━━━━━ DATA EXCERPTS ━━━━━

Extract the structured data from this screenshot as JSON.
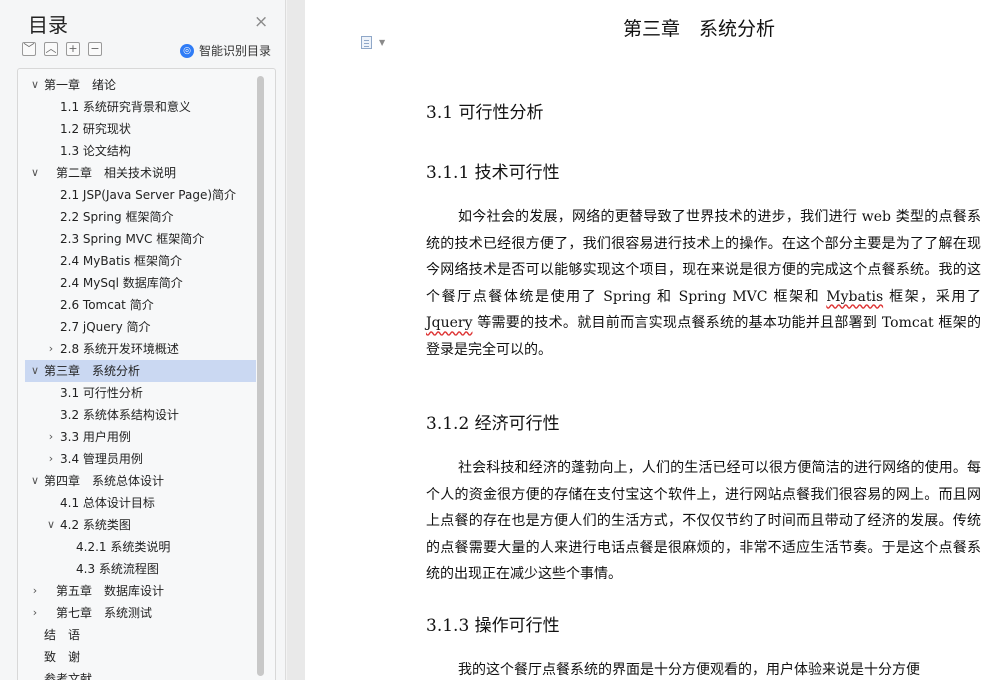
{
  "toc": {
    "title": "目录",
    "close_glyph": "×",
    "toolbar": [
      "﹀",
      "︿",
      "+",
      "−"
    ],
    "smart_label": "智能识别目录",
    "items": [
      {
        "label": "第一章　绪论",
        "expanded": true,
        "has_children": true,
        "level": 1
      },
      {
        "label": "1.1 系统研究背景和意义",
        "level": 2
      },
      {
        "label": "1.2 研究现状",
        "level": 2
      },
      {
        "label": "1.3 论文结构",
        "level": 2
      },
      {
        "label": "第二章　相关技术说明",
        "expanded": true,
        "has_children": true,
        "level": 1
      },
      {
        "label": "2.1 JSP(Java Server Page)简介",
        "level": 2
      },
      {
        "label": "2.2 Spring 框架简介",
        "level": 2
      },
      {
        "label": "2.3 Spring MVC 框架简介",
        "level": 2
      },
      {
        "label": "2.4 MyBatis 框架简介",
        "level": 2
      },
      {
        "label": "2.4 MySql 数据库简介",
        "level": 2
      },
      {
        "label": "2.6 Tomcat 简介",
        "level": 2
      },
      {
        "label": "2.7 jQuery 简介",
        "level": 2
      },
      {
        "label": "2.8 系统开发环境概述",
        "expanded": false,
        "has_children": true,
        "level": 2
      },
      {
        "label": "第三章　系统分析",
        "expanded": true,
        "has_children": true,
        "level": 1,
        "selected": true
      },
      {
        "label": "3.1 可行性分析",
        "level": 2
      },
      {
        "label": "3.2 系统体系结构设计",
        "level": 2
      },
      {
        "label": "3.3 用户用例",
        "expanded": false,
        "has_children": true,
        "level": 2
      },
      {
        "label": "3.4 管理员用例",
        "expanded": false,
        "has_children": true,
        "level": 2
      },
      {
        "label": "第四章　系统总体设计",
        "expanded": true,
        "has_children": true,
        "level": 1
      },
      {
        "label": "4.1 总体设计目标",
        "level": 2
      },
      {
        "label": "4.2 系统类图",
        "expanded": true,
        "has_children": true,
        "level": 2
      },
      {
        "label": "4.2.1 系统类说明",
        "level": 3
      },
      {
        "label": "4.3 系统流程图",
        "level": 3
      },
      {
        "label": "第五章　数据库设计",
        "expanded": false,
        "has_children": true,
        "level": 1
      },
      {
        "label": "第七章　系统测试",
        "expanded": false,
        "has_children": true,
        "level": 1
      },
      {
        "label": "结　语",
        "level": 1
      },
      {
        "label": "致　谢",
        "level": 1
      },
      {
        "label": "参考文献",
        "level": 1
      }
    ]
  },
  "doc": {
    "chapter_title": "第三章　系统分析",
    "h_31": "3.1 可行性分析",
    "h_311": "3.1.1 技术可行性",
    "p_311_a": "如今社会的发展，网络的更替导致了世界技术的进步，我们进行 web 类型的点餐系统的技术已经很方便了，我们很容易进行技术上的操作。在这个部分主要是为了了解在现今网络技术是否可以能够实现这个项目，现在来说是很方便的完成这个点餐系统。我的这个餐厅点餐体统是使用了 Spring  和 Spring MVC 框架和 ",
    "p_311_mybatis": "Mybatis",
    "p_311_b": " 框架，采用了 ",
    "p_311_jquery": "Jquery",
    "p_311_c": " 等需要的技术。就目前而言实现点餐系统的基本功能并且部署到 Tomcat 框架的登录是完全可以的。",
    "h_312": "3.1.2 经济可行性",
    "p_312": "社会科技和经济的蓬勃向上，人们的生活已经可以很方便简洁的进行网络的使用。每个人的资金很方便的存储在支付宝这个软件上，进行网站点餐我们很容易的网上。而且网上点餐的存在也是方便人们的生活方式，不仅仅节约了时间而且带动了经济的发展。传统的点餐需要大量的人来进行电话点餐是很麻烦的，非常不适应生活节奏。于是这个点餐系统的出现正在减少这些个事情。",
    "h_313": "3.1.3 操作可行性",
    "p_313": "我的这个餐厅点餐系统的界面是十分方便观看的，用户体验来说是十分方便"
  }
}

━━━━━

• GOAL
Count the lines above in which the word "框架简介" appears, then state only that count.

• ANSWER TO THIS PROBLEM
3